• Dataset items:
"""

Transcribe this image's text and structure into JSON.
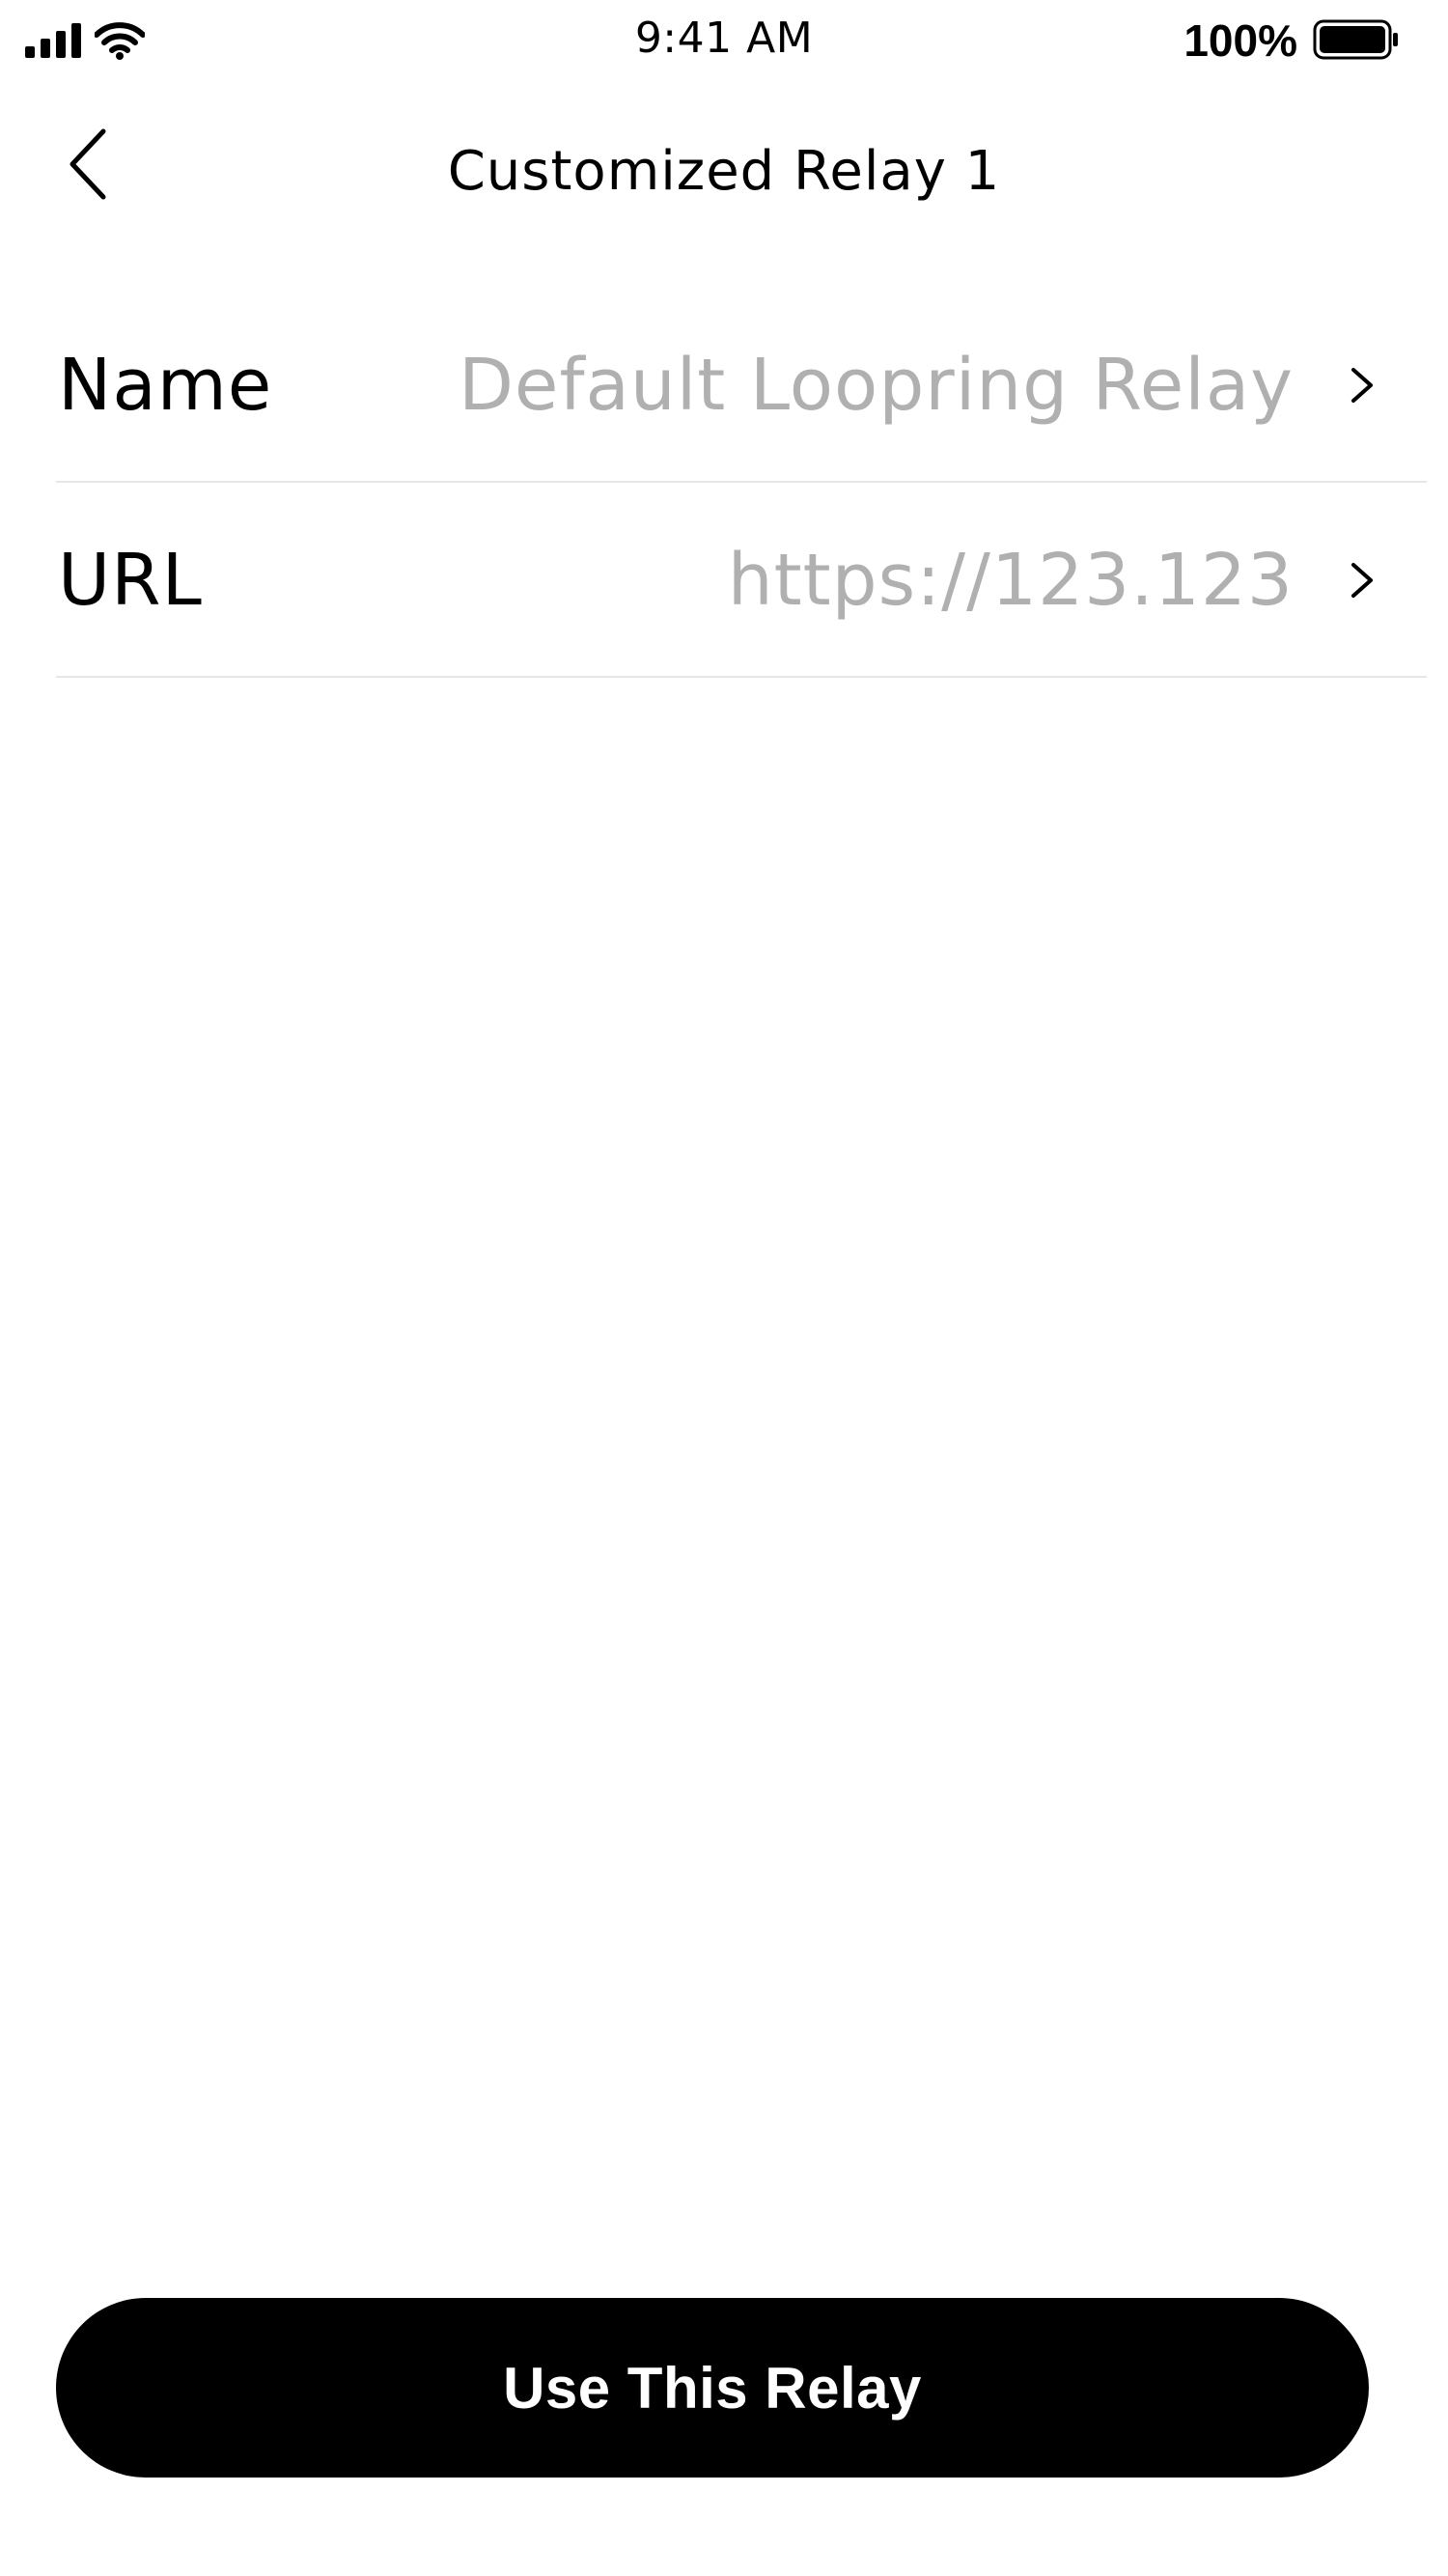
{
  "status_bar": {
    "time": "9:41 AM",
    "battery_percent": "100%",
    "icons": [
      "cellular-signal-icon",
      "wifi-icon",
      "battery-icon"
    ]
  },
  "nav": {
    "title": "Customized Relay 1",
    "back_icon": "chevron-left-icon"
  },
  "form": {
    "rows": [
      {
        "label": "Name",
        "value": "Default Loopring Relay",
        "icon": "chevron-right-icon"
      },
      {
        "label": "URL",
        "value": "https://123.123",
        "icon": "chevron-right-icon"
      }
    ]
  },
  "actions": {
    "primary_label": "Use This Relay"
  },
  "colors": {
    "background": "#ffffff",
    "text": "#000000",
    "value_text": "#b0b0b0",
    "divider": "#e6e6e6",
    "button_bg": "#000000",
    "button_text": "#ffffff"
  }
}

"""

• Problem description: Restate the whole of the material word for word without the pictures.

• Exercise result:
Transcribe this image's text and structure into JSON.
{
  "status_bar": {
    "time": "9:41 AM",
    "battery_percent": "100%",
    "icons": [
      "cellular-signal-icon",
      "wifi-icon",
      "battery-icon"
    ]
  },
  "nav": {
    "title": "Customized Relay 1",
    "back_icon": "chevron-left-icon"
  },
  "form": {
    "rows": [
      {
        "label": "Name",
        "value": "Default Loopring Relay",
        "icon": "chevron-right-icon"
      },
      {
        "label": "URL",
        "value": "https://123.123",
        "icon": "chevron-right-icon"
      }
    ]
  },
  "actions": {
    "primary_label": "Use This Relay"
  },
  "colors": {
    "background": "#ffffff",
    "text": "#000000",
    "value_text": "#b0b0b0",
    "divider": "#e6e6e6",
    "button_bg": "#000000",
    "button_text": "#ffffff"
  }
}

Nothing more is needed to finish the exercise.